* _Task statement_
In the material below, identify each line bearing the word "title". Reproduce those lines.

* _Data for this exercise_
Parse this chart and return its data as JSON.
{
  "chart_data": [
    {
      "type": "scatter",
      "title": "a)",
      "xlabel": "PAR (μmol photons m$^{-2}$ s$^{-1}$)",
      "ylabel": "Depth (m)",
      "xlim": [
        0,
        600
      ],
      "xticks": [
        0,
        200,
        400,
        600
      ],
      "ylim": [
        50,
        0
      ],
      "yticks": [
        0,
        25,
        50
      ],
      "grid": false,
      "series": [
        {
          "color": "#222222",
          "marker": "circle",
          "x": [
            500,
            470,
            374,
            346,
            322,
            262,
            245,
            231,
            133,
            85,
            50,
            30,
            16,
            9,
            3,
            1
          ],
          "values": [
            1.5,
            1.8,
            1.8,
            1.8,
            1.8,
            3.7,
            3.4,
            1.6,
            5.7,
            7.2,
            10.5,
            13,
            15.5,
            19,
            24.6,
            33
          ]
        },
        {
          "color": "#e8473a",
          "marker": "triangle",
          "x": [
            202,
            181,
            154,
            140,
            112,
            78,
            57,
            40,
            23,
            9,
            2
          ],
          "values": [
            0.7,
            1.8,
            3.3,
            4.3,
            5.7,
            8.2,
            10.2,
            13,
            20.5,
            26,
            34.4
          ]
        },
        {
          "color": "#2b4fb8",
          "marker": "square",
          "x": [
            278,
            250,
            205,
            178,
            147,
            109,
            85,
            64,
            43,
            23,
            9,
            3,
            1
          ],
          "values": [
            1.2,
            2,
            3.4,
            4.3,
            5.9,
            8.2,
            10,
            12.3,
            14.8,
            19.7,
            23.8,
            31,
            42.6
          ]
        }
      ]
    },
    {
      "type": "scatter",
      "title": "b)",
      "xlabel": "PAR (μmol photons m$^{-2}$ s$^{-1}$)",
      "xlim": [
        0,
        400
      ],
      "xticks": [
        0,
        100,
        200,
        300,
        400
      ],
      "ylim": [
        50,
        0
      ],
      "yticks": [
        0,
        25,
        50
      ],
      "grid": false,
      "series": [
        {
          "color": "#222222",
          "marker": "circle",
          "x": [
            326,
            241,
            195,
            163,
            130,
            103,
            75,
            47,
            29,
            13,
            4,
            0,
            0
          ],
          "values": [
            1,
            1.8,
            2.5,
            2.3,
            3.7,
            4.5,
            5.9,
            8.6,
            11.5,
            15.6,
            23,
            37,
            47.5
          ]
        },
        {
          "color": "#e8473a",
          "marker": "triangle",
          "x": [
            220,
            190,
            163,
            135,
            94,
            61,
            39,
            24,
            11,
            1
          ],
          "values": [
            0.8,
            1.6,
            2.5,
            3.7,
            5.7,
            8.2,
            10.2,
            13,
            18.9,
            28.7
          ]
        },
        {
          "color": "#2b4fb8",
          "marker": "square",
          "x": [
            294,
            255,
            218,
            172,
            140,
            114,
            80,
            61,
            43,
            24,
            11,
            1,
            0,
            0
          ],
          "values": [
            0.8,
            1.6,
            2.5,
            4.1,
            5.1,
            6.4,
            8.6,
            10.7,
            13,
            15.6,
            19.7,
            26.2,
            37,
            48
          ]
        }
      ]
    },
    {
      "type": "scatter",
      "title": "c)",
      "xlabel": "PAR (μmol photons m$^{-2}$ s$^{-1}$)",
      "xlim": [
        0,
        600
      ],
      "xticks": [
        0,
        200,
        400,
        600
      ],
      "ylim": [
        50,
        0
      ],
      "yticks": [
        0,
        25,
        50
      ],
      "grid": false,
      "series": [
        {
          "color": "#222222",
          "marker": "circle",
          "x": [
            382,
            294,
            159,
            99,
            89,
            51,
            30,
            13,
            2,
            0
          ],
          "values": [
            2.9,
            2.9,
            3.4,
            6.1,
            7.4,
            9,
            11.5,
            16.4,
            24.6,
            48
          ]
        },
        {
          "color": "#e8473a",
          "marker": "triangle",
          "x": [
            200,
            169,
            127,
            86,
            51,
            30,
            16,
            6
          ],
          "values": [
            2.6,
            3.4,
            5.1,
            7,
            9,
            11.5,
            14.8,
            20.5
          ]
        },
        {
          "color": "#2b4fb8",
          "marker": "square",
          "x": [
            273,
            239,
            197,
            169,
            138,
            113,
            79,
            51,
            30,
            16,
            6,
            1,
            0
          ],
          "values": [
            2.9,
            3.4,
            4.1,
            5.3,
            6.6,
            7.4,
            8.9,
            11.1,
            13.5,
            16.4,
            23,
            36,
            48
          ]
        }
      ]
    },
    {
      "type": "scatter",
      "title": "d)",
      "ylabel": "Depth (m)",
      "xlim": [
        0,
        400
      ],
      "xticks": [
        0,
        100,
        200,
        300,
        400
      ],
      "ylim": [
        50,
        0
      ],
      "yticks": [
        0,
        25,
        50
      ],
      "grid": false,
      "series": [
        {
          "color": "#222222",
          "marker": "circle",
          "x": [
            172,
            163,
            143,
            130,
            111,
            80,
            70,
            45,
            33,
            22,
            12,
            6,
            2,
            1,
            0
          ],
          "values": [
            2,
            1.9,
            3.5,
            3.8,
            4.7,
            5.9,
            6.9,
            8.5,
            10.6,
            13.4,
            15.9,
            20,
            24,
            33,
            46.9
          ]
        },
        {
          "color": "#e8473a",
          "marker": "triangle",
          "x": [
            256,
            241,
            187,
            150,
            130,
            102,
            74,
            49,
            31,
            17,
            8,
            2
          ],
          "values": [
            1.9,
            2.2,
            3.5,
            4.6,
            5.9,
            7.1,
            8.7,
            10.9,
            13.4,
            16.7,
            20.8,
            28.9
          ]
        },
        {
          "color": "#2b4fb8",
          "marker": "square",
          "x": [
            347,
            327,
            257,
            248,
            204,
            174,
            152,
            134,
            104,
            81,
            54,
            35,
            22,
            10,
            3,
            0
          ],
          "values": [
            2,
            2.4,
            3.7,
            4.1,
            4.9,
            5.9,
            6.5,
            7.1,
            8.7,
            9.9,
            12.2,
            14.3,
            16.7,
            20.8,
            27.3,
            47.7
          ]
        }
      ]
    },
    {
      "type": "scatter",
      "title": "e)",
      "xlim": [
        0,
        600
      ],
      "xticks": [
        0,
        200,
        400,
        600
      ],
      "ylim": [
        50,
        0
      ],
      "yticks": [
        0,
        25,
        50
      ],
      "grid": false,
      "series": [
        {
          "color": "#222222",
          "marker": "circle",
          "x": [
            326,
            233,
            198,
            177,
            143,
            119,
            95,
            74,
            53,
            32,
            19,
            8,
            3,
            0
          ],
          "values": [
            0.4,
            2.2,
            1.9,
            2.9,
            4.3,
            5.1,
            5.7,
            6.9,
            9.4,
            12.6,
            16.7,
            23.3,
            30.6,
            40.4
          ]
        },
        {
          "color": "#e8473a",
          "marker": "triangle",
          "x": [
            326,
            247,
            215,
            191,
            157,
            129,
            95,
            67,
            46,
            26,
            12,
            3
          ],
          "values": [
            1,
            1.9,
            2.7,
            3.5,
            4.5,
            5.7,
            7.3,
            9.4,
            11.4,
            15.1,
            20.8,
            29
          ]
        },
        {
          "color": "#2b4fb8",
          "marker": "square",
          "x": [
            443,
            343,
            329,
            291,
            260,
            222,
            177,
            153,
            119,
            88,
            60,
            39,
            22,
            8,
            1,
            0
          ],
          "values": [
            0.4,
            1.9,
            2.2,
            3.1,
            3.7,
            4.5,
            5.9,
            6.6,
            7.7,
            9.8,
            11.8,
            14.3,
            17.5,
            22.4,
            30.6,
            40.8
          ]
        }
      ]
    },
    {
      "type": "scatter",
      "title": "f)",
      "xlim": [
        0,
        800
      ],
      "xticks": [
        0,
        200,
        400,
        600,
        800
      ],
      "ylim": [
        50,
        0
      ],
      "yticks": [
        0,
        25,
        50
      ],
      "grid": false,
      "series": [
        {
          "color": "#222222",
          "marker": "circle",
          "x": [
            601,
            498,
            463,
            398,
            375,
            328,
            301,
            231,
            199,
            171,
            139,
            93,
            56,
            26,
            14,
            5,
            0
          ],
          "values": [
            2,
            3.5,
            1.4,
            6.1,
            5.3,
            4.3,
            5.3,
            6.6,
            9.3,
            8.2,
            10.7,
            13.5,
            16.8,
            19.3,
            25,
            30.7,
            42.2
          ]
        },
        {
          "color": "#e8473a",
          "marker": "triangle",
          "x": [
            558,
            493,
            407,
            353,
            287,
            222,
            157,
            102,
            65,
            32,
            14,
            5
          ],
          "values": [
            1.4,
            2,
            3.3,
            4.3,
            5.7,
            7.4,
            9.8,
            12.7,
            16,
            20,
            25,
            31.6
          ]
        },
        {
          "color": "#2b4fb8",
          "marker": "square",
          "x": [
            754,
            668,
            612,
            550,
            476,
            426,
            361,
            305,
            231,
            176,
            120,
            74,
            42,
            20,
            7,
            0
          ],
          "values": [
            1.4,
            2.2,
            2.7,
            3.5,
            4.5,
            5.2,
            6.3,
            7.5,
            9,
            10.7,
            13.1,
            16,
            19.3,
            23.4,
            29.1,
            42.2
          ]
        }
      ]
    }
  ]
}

* _Problem solution_
      "title": "a)",
      "title": "b)",
      "title": "c)",
      "title": "d)",
      "title": "e)",
      "title": "f)",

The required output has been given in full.